Supplied records:
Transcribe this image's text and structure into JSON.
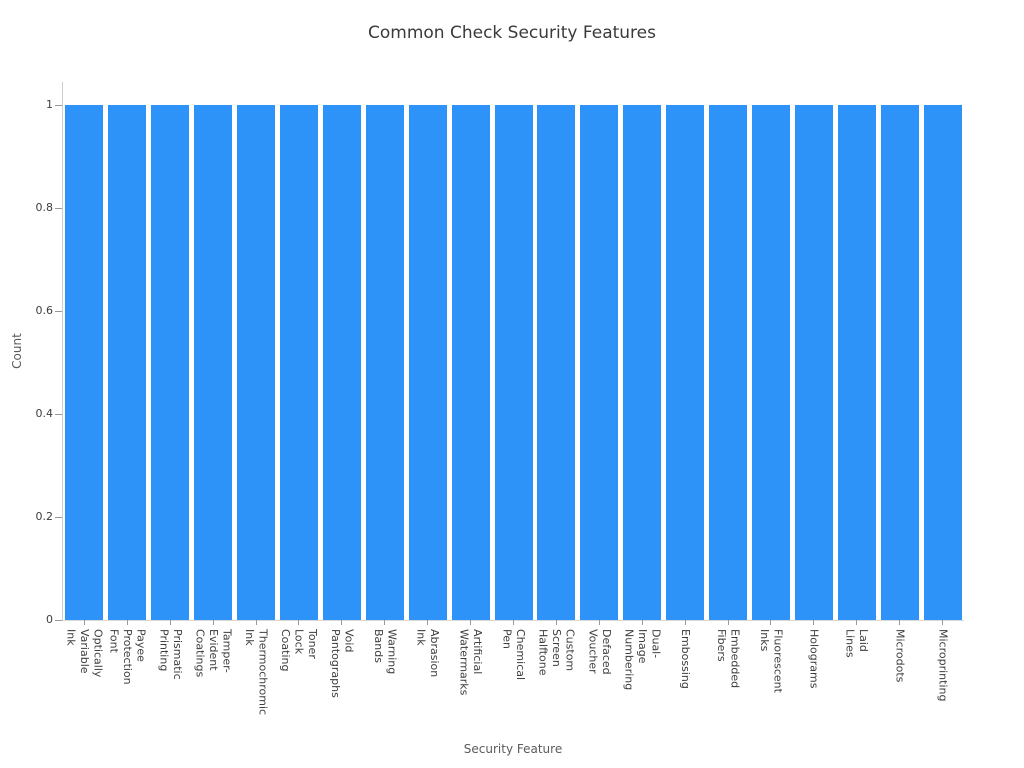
{
  "chart_data": {
    "type": "bar",
    "title": "Common Check Security Features",
    "xlabel": "Security Feature",
    "ylabel": "Count",
    "ylim": [
      0,
      1.045
    ],
    "yticks": [
      "0",
      "0.2",
      "0.4",
      "0.6",
      "0.8",
      "1"
    ],
    "ytick_values": [
      0,
      0.2,
      0.4,
      0.6,
      0.8,
      1
    ],
    "grid": false,
    "legend": "none",
    "bar_color": "#2e93f8",
    "categories": [
      "Optically\nVariable Ink",
      "Payee\nProtection Font",
      "Prismatic\nPrinting",
      "Tamper-Evident\nCoatings",
      "Thermochromic\nInk",
      "Toner Lock\nCoating",
      "Void\nPantographs",
      "Warning\nBands",
      "Abrasion\nInk",
      "Artificial\nWatermarks",
      "Chemical\nPen",
      "Custom Screen\nHalftone",
      "Defaced\nVoucher",
      "Dual-Image\nNumbering",
      "Embossing",
      "Embedded\nFibers",
      "Fluorescent\nInks",
      "Holograms",
      "Laid\nLines",
      "Microdots",
      "Microprinting"
    ],
    "values": [
      1,
      1,
      1,
      1,
      1,
      1,
      1,
      1,
      1,
      1,
      1,
      1,
      1,
      1,
      1,
      1,
      1,
      1,
      1,
      1,
      1
    ]
  }
}
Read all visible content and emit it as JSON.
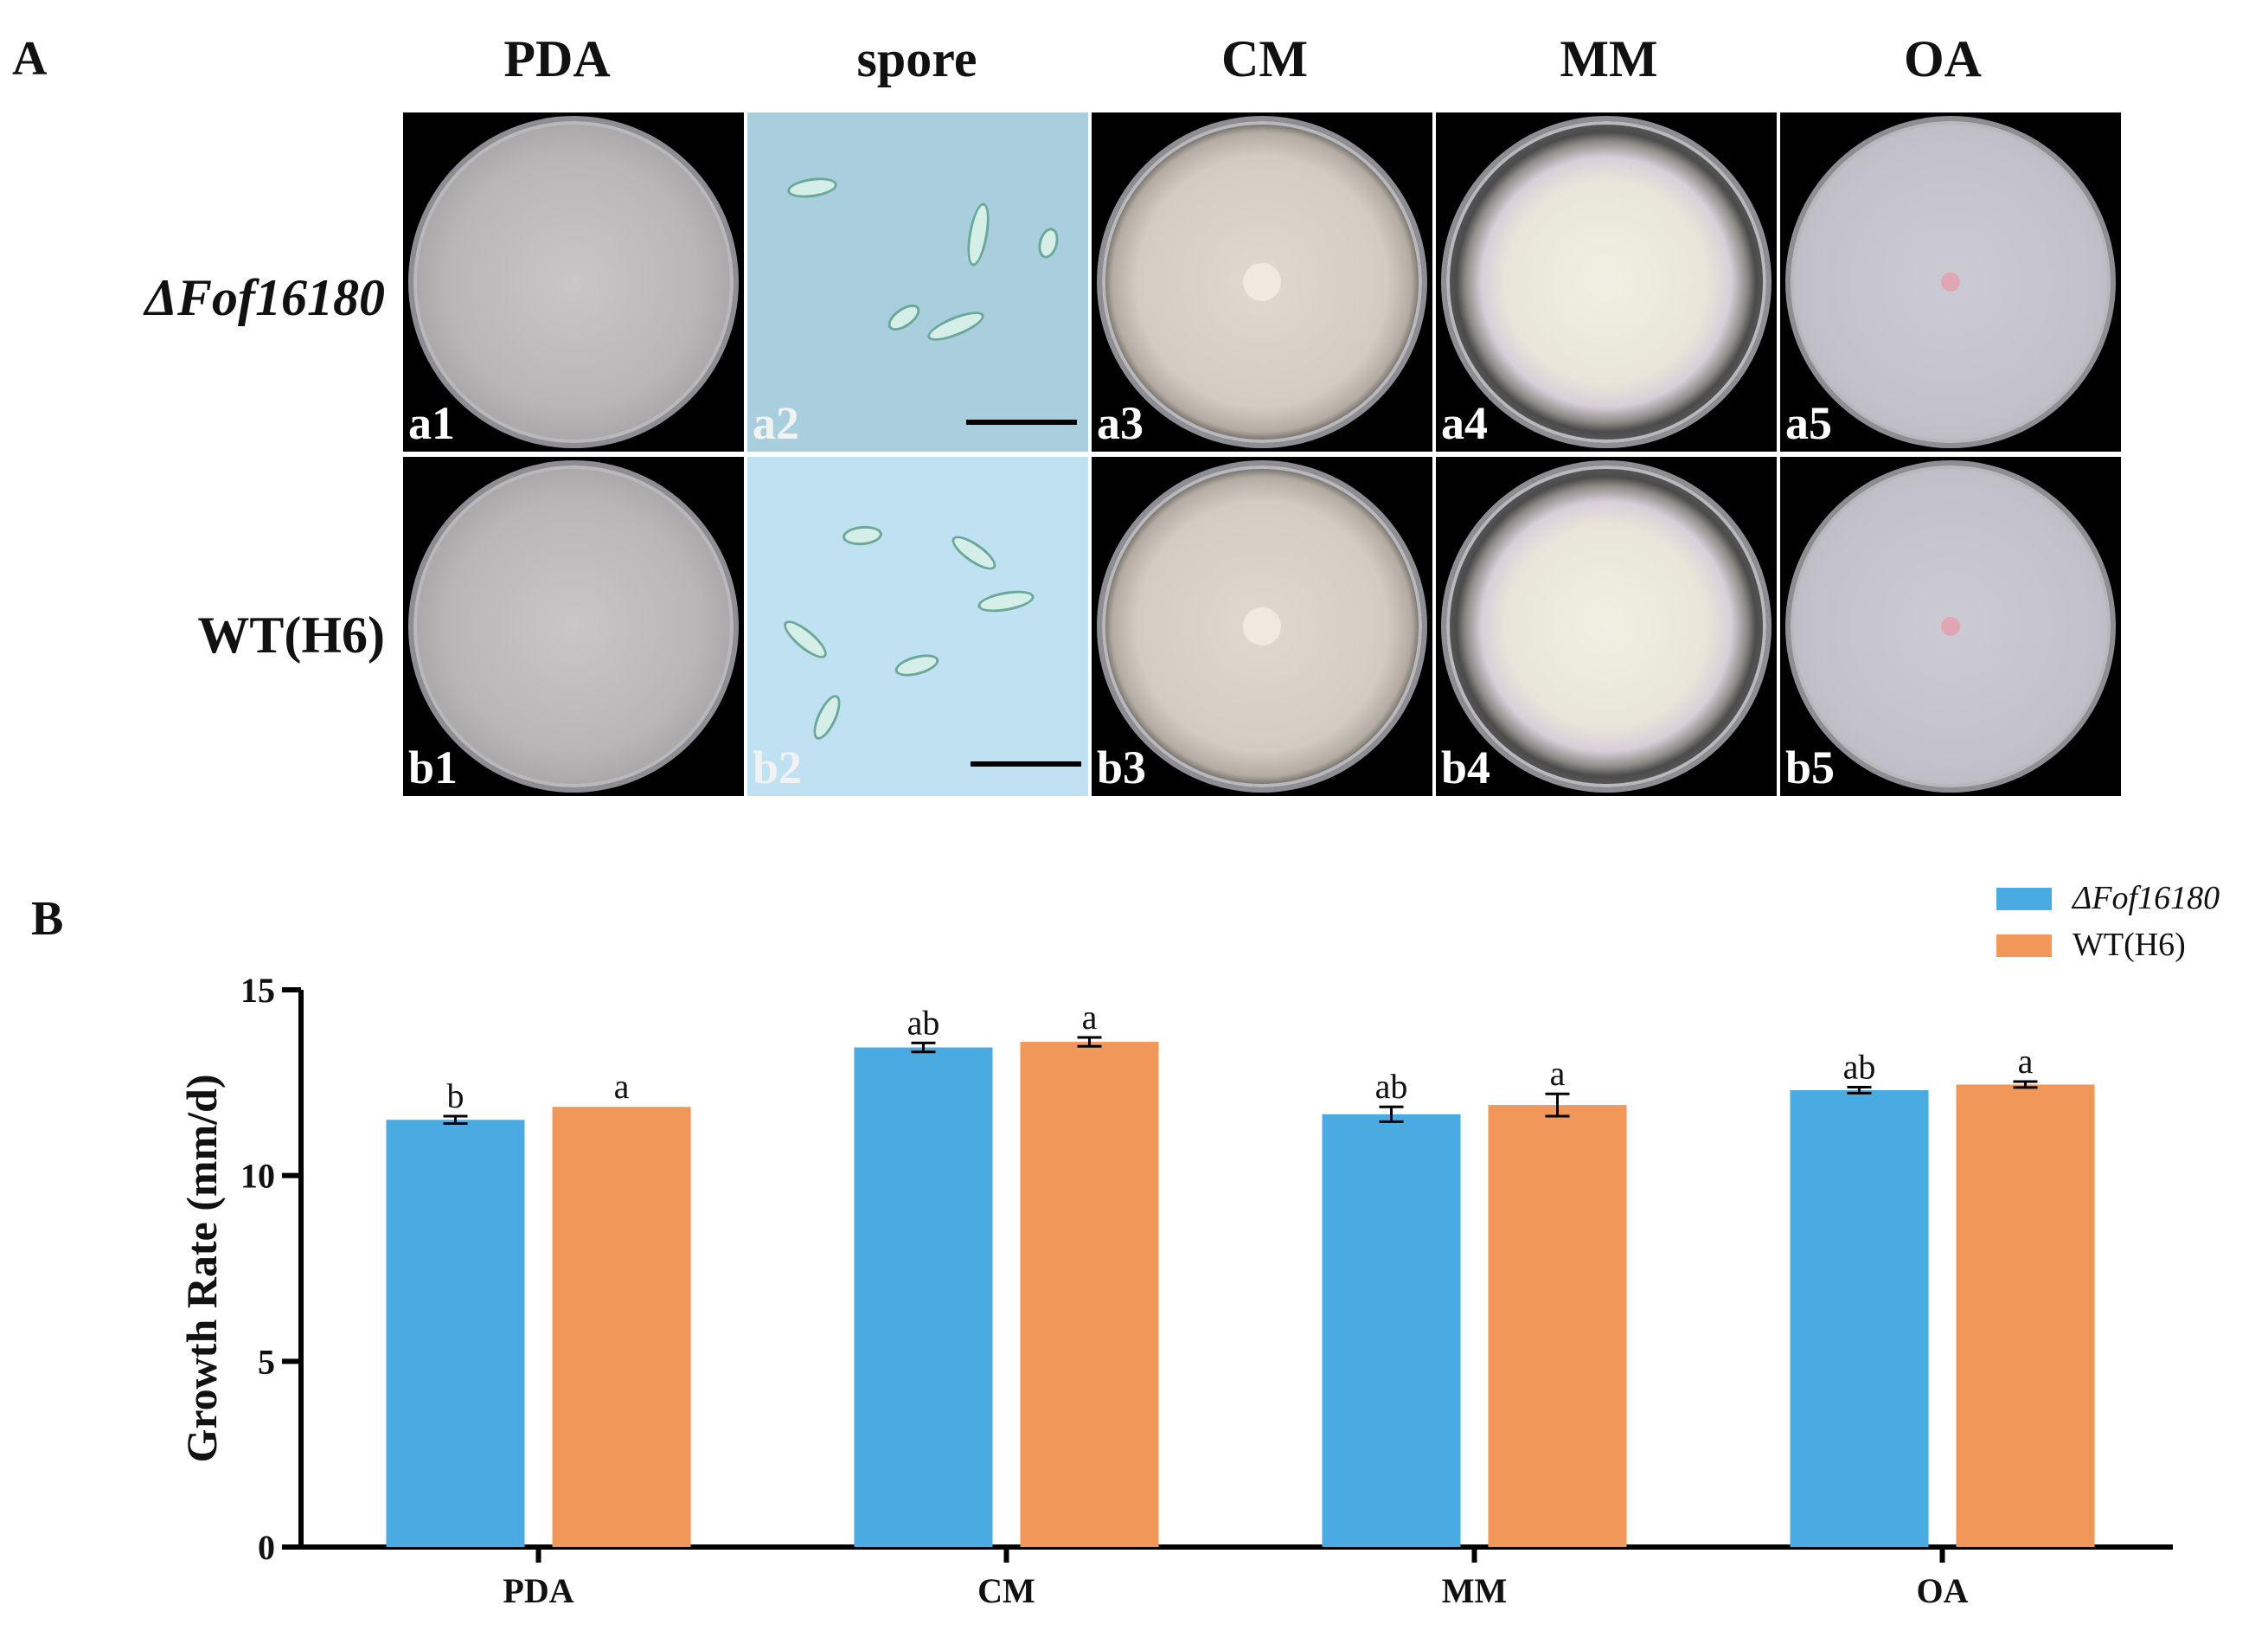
{
  "figure": {
    "panel_a_letter": "A",
    "panel_b_letter": "B",
    "column_headers": [
      "PDA",
      "spore",
      "CM",
      "MM",
      "OA"
    ],
    "row_labels": [
      "ΔFof16180",
      "WT(H6)"
    ],
    "tile_labels": {
      "row_a": [
        "a1",
        "a2",
        "a3",
        "a4",
        "a5"
      ],
      "row_b": [
        "b1",
        "b2",
        "b3",
        "b4",
        "b5"
      ]
    },
    "tile_contents": [
      "culture-dish-photo",
      "spore-micrograph",
      "culture-dish-photo",
      "culture-dish-photo",
      "culture-dish-photo"
    ]
  },
  "chart_data": {
    "type": "bar",
    "categories": [
      "PDA",
      "CM",
      "MM",
      "OA"
    ],
    "ylabel": "Growth Rate (mm/d)",
    "xlabel": "",
    "ylim": [
      0,
      15
    ],
    "yticks": [
      0,
      5,
      10,
      15
    ],
    "legend_position": "top-right",
    "series": [
      {
        "name": "ΔFof16180",
        "color": "#4aaae2",
        "values": [
          11.5,
          13.45,
          11.65,
          12.3
        ],
        "errors": [
          0.1,
          0.12,
          0.2,
          0.08
        ],
        "significance": [
          "b",
          "ab",
          "ab",
          "ab"
        ]
      },
      {
        "name": "WT(H6)",
        "color": "#f2975a",
        "values": [
          11.85,
          13.6,
          11.9,
          12.45
        ],
        "errors": [
          0,
          0.12,
          0.3,
          0.08
        ],
        "significance": [
          "a",
          "a",
          "a",
          "a"
        ]
      }
    ]
  }
}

Exercise: Your copy should repeat each entry above exactly but contain no pictures.

Complete output:
Transcribe this image's text and structure into JSON.
{
  "chart_data": {
    "type": "bar",
    "title": "Common Check Security Features",
    "xlabel": "Security Feature",
    "ylabel": "Count",
    "ylim": [
      0,
      1.045
    ],
    "yticks": [
      "0",
      "0.2",
      "0.4",
      "0.6",
      "0.8",
      "1"
    ],
    "ytick_values": [
      0,
      0.2,
      0.4,
      0.6,
      0.8,
      1
    ],
    "grid": false,
    "legend": "none",
    "bar_color": "#2e93f8",
    "categories": [
      "Optically\nVariable Ink",
      "Payee\nProtection Font",
      "Prismatic\nPrinting",
      "Tamper-Evident\nCoatings",
      "Thermochromic\nInk",
      "Toner Lock\nCoating",
      "Void\nPantographs",
      "Warning\nBands",
      "Abrasion\nInk",
      "Artificial\nWatermarks",
      "Chemical\nPen",
      "Custom Screen\nHalftone",
      "Defaced\nVoucher",
      "Dual-Image\nNumbering",
      "Embossing",
      "Embedded\nFibers",
      "Fluorescent\nInks",
      "Holograms",
      "Laid\nLines",
      "Microdots",
      "Microprinting"
    ],
    "values": [
      1,
      1,
      1,
      1,
      1,
      1,
      1,
      1,
      1,
      1,
      1,
      1,
      1,
      1,
      1,
      1,
      1,
      1,
      1,
      1,
      1
    ]
  }
}
Read all visible content and emit it as JSON.
{
  "figure": {
    "panel_a_letter": "A",
    "panel_b_letter": "B",
    "column_headers": [
      "PDA",
      "spore",
      "CM",
      "MM",
      "OA"
    ],
    "row_labels": [
      "ΔFof16180",
      "WT(H6)"
    ],
    "tile_labels": {
      "row_a": [
        "a1",
        "a2",
        "a3",
        "a4",
        "a5"
      ],
      "row_b": [
        "b1",
        "b2",
        "b3",
        "b4",
        "b5"
      ]
    },
    "tile_contents": [
      "culture-dish-photo",
      "spore-micrograph",
      "culture-dish-photo",
      "culture-dish-photo",
      "culture-dish-photo"
    ]
  },
  "chart_data": {
    "type": "bar",
    "categories": [
      "PDA",
      "CM",
      "MM",
      "OA"
    ],
    "ylabel": "Growth Rate (mm/d)",
    "xlabel": "",
    "ylim": [
      0,
      15
    ],
    "yticks": [
      0,
      5,
      10,
      15
    ],
    "legend_position": "top-right",
    "series": [
      {
        "name": "ΔFof16180",
        "color": "#4aaae2",
        "values": [
          11.5,
          13.45,
          11.65,
          12.3
        ],
        "errors": [
          0.1,
          0.12,
          0.2,
          0.08
        ],
        "significance": [
          "b",
          "ab",
          "ab",
          "ab"
        ]
      },
      {
        "name": "WT(H6)",
        "color": "#f2975a",
        "values": [
          11.85,
          13.6,
          11.9,
          12.45
        ],
        "errors": [
          0,
          0.12,
          0.3,
          0.08
        ],
        "significance": [
          "a",
          "a",
          "a",
          "a"
        ]
      }
    ]
  }
}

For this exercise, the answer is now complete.